→ Data to process:
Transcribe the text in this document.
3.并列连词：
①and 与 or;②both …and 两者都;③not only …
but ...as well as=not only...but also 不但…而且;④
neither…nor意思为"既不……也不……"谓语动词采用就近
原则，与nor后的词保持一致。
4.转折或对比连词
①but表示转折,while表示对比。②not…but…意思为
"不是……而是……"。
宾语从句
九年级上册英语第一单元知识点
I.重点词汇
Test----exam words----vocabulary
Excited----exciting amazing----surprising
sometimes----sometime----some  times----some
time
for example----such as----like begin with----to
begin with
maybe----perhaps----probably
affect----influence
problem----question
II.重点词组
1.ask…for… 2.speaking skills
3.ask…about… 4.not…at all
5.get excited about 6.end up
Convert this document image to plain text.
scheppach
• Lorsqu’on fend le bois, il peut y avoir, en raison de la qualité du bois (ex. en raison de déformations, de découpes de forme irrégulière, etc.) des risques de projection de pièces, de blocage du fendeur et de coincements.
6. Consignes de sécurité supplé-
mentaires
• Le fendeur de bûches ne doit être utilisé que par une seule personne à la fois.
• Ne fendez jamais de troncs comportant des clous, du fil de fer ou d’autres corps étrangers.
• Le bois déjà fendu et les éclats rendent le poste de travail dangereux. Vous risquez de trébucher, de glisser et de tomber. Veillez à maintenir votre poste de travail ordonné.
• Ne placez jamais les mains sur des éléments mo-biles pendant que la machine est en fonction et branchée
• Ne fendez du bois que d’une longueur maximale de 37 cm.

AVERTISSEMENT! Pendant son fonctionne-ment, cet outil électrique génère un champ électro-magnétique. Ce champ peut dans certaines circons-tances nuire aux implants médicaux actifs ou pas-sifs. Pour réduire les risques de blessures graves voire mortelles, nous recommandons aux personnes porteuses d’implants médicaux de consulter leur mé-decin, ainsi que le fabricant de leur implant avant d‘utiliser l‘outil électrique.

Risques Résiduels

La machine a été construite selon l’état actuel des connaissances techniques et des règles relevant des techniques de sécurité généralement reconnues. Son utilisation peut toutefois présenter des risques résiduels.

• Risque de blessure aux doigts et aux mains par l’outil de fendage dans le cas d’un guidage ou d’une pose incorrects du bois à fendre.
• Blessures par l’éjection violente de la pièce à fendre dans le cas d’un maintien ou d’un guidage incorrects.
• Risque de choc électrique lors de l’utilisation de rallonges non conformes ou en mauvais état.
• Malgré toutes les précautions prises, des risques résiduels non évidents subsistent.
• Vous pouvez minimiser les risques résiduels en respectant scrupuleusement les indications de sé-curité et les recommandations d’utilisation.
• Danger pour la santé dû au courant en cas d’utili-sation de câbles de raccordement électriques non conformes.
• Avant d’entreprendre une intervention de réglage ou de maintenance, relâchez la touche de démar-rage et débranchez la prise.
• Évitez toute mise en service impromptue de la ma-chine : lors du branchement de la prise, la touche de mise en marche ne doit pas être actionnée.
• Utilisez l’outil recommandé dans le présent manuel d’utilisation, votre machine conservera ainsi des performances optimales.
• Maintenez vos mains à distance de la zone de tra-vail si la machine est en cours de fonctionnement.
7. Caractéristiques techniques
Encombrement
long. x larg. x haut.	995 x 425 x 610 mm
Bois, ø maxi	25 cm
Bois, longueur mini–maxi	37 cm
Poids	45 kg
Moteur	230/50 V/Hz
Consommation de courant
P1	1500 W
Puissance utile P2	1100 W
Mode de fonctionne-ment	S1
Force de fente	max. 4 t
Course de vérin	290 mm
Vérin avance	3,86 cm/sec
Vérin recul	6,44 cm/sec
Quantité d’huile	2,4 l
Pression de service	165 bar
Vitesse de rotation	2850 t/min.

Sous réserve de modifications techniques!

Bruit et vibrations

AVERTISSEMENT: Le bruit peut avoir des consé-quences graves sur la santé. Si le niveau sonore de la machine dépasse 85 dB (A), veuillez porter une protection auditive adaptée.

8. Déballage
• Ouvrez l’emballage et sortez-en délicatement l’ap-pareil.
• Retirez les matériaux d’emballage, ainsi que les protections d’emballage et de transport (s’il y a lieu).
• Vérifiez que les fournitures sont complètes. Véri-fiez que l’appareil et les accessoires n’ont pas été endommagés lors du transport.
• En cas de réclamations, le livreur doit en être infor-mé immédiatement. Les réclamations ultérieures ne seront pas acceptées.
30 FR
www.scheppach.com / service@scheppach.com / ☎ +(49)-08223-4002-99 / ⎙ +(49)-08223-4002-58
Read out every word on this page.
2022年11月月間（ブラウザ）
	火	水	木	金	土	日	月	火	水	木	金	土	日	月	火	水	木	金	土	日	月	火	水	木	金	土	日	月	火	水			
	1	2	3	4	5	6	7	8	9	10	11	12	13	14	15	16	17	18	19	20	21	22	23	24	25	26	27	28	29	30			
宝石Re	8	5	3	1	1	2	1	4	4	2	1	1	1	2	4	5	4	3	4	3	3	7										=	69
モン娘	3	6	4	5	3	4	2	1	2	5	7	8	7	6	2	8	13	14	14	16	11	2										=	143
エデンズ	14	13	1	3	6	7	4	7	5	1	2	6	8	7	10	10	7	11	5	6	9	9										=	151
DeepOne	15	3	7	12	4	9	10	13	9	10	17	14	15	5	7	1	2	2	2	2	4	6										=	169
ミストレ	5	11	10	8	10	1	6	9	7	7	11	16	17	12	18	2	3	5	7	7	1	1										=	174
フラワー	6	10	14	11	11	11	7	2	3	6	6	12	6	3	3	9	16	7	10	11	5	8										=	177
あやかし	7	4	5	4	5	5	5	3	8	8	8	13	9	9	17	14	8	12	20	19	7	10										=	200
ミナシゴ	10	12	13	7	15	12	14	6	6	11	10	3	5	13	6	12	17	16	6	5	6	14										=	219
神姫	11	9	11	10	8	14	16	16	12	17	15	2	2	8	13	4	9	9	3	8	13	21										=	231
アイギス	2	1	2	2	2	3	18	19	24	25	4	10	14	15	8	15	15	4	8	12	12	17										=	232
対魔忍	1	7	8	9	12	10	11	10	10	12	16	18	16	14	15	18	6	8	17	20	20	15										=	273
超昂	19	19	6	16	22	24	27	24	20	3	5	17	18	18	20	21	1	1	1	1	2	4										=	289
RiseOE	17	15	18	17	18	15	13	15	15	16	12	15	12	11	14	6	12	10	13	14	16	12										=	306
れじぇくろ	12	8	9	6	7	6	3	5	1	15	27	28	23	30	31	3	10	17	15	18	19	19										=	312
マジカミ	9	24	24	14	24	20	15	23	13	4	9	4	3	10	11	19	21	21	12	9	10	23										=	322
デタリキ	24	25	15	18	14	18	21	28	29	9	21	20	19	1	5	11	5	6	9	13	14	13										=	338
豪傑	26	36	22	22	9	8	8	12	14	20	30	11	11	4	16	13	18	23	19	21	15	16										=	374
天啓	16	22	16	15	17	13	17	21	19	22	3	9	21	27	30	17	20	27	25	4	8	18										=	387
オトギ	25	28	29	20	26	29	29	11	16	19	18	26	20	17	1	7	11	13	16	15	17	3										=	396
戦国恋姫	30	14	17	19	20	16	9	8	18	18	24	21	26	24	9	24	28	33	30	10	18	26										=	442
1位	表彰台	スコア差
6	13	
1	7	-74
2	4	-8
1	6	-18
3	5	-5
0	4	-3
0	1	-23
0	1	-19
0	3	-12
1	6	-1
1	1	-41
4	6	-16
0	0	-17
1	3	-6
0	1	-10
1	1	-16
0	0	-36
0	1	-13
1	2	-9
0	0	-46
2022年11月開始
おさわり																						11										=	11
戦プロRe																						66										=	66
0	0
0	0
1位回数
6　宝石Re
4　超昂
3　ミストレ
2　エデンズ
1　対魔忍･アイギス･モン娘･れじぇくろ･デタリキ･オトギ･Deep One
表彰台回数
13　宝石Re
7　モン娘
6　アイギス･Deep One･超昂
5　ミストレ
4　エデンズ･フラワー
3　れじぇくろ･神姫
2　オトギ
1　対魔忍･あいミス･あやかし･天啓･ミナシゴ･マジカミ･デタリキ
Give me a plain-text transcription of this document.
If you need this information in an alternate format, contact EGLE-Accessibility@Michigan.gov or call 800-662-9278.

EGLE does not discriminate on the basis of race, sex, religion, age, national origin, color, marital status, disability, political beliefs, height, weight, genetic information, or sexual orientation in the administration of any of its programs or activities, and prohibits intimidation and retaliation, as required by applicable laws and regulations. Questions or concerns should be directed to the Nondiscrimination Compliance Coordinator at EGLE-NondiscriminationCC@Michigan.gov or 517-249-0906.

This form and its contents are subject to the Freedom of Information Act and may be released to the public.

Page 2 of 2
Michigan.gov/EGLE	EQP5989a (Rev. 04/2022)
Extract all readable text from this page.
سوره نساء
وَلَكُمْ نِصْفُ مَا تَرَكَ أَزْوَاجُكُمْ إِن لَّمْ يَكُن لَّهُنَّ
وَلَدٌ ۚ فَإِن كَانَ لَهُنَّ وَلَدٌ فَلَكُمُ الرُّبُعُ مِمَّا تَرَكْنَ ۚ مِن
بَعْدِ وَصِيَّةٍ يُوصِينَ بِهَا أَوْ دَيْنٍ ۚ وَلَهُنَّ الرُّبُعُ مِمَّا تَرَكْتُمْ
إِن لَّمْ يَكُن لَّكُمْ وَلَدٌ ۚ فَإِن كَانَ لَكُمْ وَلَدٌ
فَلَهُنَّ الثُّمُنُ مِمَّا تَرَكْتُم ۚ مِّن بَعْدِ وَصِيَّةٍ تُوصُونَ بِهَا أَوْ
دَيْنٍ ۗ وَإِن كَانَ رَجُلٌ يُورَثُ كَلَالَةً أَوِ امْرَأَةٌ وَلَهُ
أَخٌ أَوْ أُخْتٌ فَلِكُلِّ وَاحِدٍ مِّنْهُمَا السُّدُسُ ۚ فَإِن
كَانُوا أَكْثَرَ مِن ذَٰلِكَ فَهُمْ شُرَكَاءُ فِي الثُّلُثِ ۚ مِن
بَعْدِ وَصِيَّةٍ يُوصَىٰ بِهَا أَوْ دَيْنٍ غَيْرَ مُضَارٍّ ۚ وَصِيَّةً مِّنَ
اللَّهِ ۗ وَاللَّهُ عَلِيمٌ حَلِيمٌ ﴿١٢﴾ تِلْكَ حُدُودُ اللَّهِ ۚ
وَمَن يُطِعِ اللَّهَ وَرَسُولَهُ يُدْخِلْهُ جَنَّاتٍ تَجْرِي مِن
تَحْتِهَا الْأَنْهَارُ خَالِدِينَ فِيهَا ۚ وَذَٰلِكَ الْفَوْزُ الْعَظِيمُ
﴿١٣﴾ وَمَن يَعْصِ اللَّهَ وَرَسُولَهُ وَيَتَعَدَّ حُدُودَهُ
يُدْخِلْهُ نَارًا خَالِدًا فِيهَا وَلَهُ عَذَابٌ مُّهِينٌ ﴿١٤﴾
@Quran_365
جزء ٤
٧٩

→ Set problem: Go through the material line by line. Show each line that contains the string "れじぇくろ".

→ The solution:
れじぇくろ	12	8	9	6	7	6	3	5	1	15	27	28	23	30	31	3	10	17	15	18	19	19										=	312
1　対魔忍･アイギス･モン娘･れじぇくろ･デタリキ･オトギ･Deep One
3　れじぇくろ･神姫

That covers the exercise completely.